TEXT EXCERPT START

Cohort selection and study design

This was a multi-database, descriptive, population-based, retrospective cohort study. Administrative data collected in the five above mentioned geographic areas between 2008 and 2012 were used. All patients with a hospital diagnosis of CCV disease (Appendix 1 - electronic supplementary material) recorded between January 1, 2008 and December 31, 2011 were selected (cohort entry), except for the Lazio region where the latest date of cohort entry was June 30, 2010 due to limited data availability. Patients younger than 65 years at cohort entry or with less than 2 years of look-back period were excluded. Moreover, patients diagnosed with cancer at any time prior to the entry date were excluded.

All patients in the study cohort were followed-up for 1 year after cohort entry or until the occurrence of one of the following events, whichever came first: acute CCV event (Appendix 2 - electronic supplementary material), cancer, death, end of the study period (December 31, 2012).

TEXT EXCERPT END
RECORDED DATA START

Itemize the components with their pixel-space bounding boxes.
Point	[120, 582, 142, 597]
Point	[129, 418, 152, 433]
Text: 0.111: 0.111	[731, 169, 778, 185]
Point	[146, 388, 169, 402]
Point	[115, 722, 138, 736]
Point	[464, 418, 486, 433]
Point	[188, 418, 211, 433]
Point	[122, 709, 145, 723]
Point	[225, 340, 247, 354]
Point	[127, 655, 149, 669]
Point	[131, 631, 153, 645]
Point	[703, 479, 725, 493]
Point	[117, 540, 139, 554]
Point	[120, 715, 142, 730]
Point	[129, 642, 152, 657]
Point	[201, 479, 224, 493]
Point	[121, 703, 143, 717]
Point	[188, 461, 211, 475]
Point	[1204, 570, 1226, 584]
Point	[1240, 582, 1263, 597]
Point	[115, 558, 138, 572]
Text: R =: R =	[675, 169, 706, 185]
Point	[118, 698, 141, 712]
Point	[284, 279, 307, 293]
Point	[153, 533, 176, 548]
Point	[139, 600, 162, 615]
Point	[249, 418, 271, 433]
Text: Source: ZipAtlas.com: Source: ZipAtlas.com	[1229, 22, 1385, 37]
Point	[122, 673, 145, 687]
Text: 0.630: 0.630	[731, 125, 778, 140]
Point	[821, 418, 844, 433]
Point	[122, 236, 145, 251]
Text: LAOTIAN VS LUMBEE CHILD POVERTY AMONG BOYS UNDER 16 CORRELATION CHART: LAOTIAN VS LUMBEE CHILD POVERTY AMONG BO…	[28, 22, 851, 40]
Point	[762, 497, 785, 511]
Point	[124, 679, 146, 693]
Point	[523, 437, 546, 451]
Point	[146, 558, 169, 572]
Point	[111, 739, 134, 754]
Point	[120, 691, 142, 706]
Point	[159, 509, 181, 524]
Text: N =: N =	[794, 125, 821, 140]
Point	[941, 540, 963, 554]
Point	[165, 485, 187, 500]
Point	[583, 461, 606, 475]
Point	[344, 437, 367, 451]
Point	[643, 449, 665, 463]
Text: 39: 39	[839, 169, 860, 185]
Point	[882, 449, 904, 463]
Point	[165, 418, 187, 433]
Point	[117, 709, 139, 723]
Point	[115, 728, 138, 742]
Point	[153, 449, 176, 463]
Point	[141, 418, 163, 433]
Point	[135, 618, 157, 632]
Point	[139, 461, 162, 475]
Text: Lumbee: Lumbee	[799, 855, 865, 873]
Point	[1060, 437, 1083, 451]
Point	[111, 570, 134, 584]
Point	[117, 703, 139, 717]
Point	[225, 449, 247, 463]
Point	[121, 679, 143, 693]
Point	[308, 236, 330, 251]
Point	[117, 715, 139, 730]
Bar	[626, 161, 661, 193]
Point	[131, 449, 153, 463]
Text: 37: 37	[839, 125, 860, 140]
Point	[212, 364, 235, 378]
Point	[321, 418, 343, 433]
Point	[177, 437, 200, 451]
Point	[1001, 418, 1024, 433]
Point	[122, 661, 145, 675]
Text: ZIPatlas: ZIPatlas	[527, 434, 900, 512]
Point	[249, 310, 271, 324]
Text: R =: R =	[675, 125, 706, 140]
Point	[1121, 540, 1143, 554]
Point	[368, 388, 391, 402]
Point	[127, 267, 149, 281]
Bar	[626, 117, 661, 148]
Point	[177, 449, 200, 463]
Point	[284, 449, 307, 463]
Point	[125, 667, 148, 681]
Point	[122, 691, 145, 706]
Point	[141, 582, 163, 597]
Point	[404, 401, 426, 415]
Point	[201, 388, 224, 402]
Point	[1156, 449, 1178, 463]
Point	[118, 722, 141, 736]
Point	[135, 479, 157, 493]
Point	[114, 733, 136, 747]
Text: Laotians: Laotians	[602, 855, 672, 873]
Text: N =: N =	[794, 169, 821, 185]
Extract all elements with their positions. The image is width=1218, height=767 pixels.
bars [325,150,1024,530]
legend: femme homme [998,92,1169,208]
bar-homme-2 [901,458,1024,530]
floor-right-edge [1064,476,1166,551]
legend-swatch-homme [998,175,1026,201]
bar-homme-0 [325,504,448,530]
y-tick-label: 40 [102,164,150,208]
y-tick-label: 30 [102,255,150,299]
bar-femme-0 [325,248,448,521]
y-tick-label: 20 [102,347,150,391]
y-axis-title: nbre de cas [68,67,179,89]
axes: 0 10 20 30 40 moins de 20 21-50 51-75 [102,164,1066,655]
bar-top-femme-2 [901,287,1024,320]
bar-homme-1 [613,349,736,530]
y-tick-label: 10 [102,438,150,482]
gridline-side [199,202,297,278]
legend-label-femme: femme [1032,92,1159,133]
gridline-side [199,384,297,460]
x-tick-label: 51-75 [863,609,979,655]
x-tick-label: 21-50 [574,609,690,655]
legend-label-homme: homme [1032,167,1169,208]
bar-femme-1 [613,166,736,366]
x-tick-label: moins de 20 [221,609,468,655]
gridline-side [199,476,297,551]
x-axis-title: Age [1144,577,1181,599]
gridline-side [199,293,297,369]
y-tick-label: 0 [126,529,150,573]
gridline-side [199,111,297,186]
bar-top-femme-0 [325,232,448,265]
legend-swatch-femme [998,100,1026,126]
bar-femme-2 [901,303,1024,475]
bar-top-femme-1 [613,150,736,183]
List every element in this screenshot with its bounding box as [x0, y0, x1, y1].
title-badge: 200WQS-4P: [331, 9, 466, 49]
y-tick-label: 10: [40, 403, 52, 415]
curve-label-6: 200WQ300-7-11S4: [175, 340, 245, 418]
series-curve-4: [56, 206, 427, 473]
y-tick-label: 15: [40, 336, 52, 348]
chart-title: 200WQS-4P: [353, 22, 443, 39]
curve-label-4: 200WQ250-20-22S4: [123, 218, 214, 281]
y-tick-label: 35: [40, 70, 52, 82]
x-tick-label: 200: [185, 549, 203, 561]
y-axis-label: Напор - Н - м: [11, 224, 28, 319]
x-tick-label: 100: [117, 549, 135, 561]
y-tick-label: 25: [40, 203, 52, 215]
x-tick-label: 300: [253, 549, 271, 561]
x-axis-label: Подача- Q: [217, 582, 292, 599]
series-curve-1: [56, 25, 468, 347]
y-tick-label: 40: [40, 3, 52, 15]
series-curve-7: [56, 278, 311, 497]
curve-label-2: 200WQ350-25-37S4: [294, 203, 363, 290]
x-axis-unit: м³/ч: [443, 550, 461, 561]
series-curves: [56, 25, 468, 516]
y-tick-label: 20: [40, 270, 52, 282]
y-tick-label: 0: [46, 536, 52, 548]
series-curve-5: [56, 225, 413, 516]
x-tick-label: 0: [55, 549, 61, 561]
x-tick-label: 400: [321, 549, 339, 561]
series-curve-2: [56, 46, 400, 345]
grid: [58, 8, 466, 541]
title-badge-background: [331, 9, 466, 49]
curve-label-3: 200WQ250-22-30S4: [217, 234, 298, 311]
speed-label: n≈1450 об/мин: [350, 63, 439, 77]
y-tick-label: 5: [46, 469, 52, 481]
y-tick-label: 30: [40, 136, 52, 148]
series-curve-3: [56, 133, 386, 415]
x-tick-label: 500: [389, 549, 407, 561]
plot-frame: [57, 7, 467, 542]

RECORDED DATA END

- _REQUIRED TASKS_
- 1) Copy out part of the study design text, starting at the words "All patients in" and ending after the words "(December 31, 2012).".
- 2) Answer these from the study design text:
(a) Patients younger than what age at cohort entry were excluded?
(b) What was the latest date of cohort entry for the Lazio region?
(c) On what date did the study period end?
Work only from the study design text.

- _TASK ANSWERS_
- 1)
All patients in the study cohort were followed-up for 1 year after cohort entry or until the occurrence of one of the following events, whichever came first: acute CCV event (Appendix 2 - electronic supplementary material), cancer, death, end of the study period (December 31, 2012).

- 2)
(a) 65 years
(b) June 30, 2010
(c) December 31, 2012